REQUIREMENTS:
Go through the records and give each one again exactly.

INFORMATION GIVEN:
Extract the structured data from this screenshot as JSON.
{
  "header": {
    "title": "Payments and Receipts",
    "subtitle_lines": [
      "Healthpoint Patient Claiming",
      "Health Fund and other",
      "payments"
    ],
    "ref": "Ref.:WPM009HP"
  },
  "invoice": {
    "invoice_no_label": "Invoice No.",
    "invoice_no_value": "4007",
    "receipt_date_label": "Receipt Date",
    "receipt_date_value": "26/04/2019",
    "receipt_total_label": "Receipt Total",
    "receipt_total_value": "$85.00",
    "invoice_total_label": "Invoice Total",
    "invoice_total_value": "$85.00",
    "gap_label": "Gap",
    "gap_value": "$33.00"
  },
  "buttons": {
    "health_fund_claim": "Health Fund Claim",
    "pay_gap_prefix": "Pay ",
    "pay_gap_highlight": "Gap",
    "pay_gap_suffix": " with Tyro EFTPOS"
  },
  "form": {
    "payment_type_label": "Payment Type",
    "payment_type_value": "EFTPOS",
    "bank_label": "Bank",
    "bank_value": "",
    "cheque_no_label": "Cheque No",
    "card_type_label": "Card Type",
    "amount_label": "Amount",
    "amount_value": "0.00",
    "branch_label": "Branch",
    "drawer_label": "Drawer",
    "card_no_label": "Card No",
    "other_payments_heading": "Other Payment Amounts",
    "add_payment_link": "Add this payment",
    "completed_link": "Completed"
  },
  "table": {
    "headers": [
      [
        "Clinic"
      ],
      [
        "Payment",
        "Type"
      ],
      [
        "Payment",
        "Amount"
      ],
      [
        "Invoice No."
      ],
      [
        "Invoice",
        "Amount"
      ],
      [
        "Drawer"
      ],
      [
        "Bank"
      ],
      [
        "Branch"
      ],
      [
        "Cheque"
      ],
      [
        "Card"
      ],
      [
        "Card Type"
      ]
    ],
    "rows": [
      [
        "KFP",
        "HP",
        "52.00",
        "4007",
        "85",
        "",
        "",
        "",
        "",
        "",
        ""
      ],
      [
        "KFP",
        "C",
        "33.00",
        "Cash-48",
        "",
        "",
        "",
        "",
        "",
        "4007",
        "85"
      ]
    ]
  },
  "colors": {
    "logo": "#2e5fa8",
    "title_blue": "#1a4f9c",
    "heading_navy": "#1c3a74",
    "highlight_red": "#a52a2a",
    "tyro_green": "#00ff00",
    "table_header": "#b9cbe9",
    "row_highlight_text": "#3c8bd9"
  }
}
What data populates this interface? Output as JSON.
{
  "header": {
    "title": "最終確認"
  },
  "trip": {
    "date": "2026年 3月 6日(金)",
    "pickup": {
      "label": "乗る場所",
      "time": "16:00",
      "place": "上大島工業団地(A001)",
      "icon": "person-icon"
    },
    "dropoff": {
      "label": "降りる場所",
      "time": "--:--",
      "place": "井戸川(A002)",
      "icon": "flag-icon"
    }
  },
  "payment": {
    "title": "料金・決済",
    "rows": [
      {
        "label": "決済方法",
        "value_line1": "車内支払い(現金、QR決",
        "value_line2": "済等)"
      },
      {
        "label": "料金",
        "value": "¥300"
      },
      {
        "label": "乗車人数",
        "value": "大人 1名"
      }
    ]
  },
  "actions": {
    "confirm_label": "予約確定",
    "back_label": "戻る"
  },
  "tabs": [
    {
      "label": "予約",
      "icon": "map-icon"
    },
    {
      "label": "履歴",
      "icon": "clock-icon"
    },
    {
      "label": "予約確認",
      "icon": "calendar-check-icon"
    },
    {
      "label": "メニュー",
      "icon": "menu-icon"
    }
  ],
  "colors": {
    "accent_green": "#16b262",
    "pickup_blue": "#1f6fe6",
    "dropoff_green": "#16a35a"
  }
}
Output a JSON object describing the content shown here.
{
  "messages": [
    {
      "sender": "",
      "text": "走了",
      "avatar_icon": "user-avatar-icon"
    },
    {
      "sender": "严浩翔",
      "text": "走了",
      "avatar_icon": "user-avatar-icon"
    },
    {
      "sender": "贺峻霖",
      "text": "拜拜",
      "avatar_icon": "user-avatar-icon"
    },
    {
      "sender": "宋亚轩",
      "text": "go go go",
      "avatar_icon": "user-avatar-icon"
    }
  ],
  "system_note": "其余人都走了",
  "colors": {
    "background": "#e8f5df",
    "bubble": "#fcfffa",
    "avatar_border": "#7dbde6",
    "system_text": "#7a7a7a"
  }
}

REPLY:
Extract the structured data from this screenshot as JSON.
{
  "header": {
    "title": "Payments and Receipts",
    "subtitle_lines": [
      "Healthpoint Patient Claiming",
      "Health Fund and other",
      "payments"
    ],
    "ref": "Ref.:WPM009HP"
  },
  "invoice": {
    "invoice_no_label": "Invoice No.",
    "invoice_no_value": "4007",
    "receipt_date_label": "Receipt Date",
    "receipt_date_value": "26/04/2019",
    "receipt_total_label": "Receipt Total",
    "receipt_total_value": "$85.00",
    "invoice_total_label": "Invoice Total",
    "invoice_total_value": "$85.00",
    "gap_label": "Gap",
    "gap_value": "$33.00"
  },
  "buttons": {
    "health_fund_claim": "Health Fund Claim",
    "pay_gap_prefix": "Pay ",
    "pay_gap_highlight": "Gap",
    "pay_gap_suffix": " with Tyro EFTPOS"
  },
  "form": {
    "payment_type_label": "Payment Type",
    "payment_type_value": "EFTPOS",
    "bank_label": "Bank",
    "bank_value": "",
    "cheque_no_label": "Cheque No",
    "card_type_label": "Card Type",
    "amount_label": "Amount",
    "amount_value": "0.00",
    "branch_label": "Branch",
    "drawer_label": "Drawer",
    "card_no_label": "Card No",
    "other_payments_heading": "Other Payment Amounts",
    "add_payment_link": "Add this payment",
    "completed_link": "Completed"
  },
  "table": {
    "headers": [
      [
        "Clinic"
      ],
      [
        "Payment",
        "Type"
      ],
      [
        "Payment",
        "Amount"
      ],
      [
        "Invoice No."
      ],
      [
        "Invoice",
        "Amount"
      ],
      [
        "Drawer"
      ],
      [
        "Bank"
      ],
      [
        "Branch"
      ],
      [
        "Cheque"
      ],
      [
        "Card"
      ],
      [
        "Card Type"
      ]
    ],
    "rows": [
      [
        "KFP",
        "HP",
        "52.00",
        "4007",
        "85",
        "",
        "",
        "",
        "",
        "",
        ""
      ],
      [
        "KFP",
        "C",
        "33.00",
        "Cash-48",
        "",
        "",
        "",
        "",
        "",
        "4007",
        "85"
      ]
    ]
  },
  "colors": {
    "logo": "#2e5fa8",
    "title_blue": "#1a4f9c",
    "heading_navy": "#1c3a74",
    "highlight_red": "#a52a2a",
    "tyro_green": "#00ff00",
    "table_header": "#b9cbe9",
    "row_highlight_text": "#3c8bd9"
  }
}
What data populates this interface? Output as JSON.
{
  "header": {
    "title": "最終確認"
  },
  "trip": {
    "date": "2026年 3月 6日(金)",
    "pickup": {
      "label": "乗る場所",
      "time": "16:00",
      "place": "上大島工業団地(A001)",
      "icon": "person-icon"
    },
    "dropoff": {
      "label": "降りる場所",
      "time": "--:--",
      "place": "井戸川(A002)",
      "icon": "flag-icon"
    }
  },
  "payment": {
    "title": "料金・決済",
    "rows": [
      {
        "label": "決済方法",
        "value_line1": "車内支払い(現金、QR決",
        "value_line2": "済等)"
      },
      {
        "label": "料金",
        "value": "¥300"
      },
      {
        "label": "乗車人数",
        "value": "大人 1名"
      }
    ]
  },
  "actions": {
    "confirm_label": "予約確定",
    "back_label": "戻る"
  },
  "tabs": [
    {
      "label": "予約",
      "icon": "map-icon"
    },
    {
      "label": "履歴",
      "icon": "clock-icon"
    },
    {
      "label": "予約確認",
      "icon": "calendar-check-icon"
    },
    {
      "label": "メニュー",
      "icon": "menu-icon"
    }
  ],
  "colors": {
    "accent_green": "#16b262",
    "pickup_blue": "#1f6fe6",
    "dropoff_green": "#16a35a"
  }
}
Output a JSON object describing the content shown here.
{
  "messages": [
    {
      "sender": "",
      "text": "走了",
      "avatar_icon": "user-avatar-icon"
    },
    {
      "sender": "严浩翔",
      "text": "走了",
      "avatar_icon": "user-avatar-icon"
    },
    {
      "sender": "贺峻霖",
      "text": "拜拜",
      "avatar_icon": "user-avatar-icon"
    },
    {
      "sender": "宋亚轩",
      "text": "go go go",
      "avatar_icon": "user-avatar-icon"
    }
  ],
  "system_note": "其余人都走了",
  "colors": {
    "background": "#e8f5df",
    "bubble": "#fcfffa",
    "avatar_border": "#7dbde6",
    "system_text": "#7a7a7a"
  }
}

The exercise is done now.